(Collected data entries)
--

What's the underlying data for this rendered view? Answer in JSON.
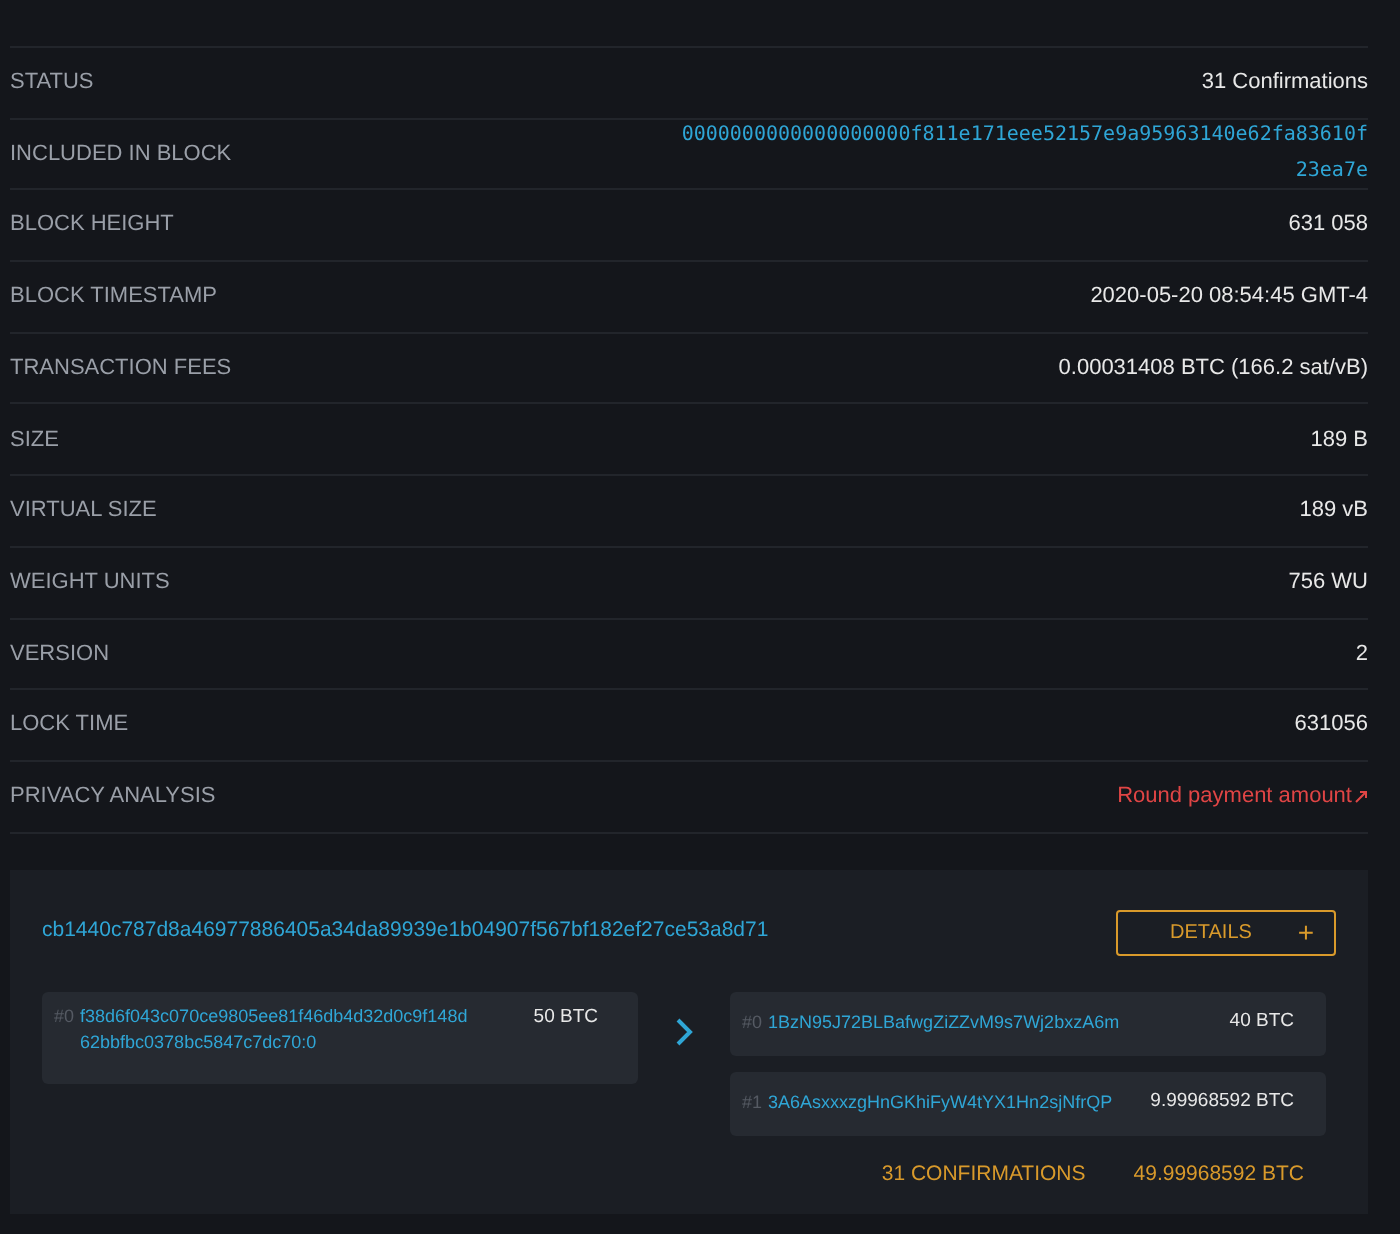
{
  "details": [
    {
      "label": "STATUS",
      "value": "31 Confirmations",
      "kind": "text"
    },
    {
      "label": "INCLUDED IN BLOCK",
      "value": "0000000000000000000f811e171eee52157e9a95963140e62fa83610f23ea7e",
      "kind": "link"
    },
    {
      "label": "BLOCK HEIGHT",
      "value": "631 058",
      "kind": "text"
    },
    {
      "label": "BLOCK TIMESTAMP",
      "value": "2020-05-20 08:54:45 GMT-4",
      "kind": "text"
    },
    {
      "label": "TRANSACTION FEES",
      "value": "0.00031408 BTC (166.2 sat/vB)",
      "kind": "text"
    },
    {
      "label": "SIZE",
      "value": "189 B",
      "kind": "text"
    },
    {
      "label": "VIRTUAL SIZE",
      "value": "189 vB",
      "kind": "text"
    },
    {
      "label": "WEIGHT UNITS",
      "value": "756 WU",
      "kind": "text"
    },
    {
      "label": "VERSION",
      "value": "2",
      "kind": "text"
    },
    {
      "label": "LOCK TIME",
      "value": "631056",
      "kind": "text"
    },
    {
      "label": "PRIVACY ANALYSIS",
      "value": "Round payment amount",
      "kind": "warning"
    }
  ],
  "transaction": {
    "txid": "cb1440c787d8a46977886405a34da89939e1b04907f567bf182ef27ce53a8d71",
    "details_button": "DETAILS",
    "details_icon": "+",
    "inputs": [
      {
        "index": "#0",
        "address": "f38d6f043c070ce9805ee81f46db4d32d0c9f148d62bbfbc0378bc5847c7dc70:0",
        "amount": "50 BTC"
      }
    ],
    "outputs": [
      {
        "index": "#0",
        "address": "1BzN95J72BLBafwgZiZZvM9s7Wj2bxzA6m",
        "amount": "40 BTC"
      },
      {
        "index": "#1",
        "address": "3A6AsxxxzgHnGKhiFyW4tYX1Hn2sjNfrQP",
        "amount": "9.99968592 BTC"
      }
    ],
    "confirmations": "31 CONFIRMATIONS",
    "total": "49.99968592 BTC"
  }
}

--

**Task brief**
Read the lines above. Gather those in which the string "address" is found.

**Written response**
        "address": "f38d6f043c070ce9805ee81f46db4d32d0c9f148d62bbfbc0378bc5847c7dc70:0",
        "address": "1BzN95J72BLBafwgZiZZvM9s7Wj2bxzA6m",
        "address": "3A6AsxxxzgHnGKhiFyW4tYX1Hn2sjNfrQP",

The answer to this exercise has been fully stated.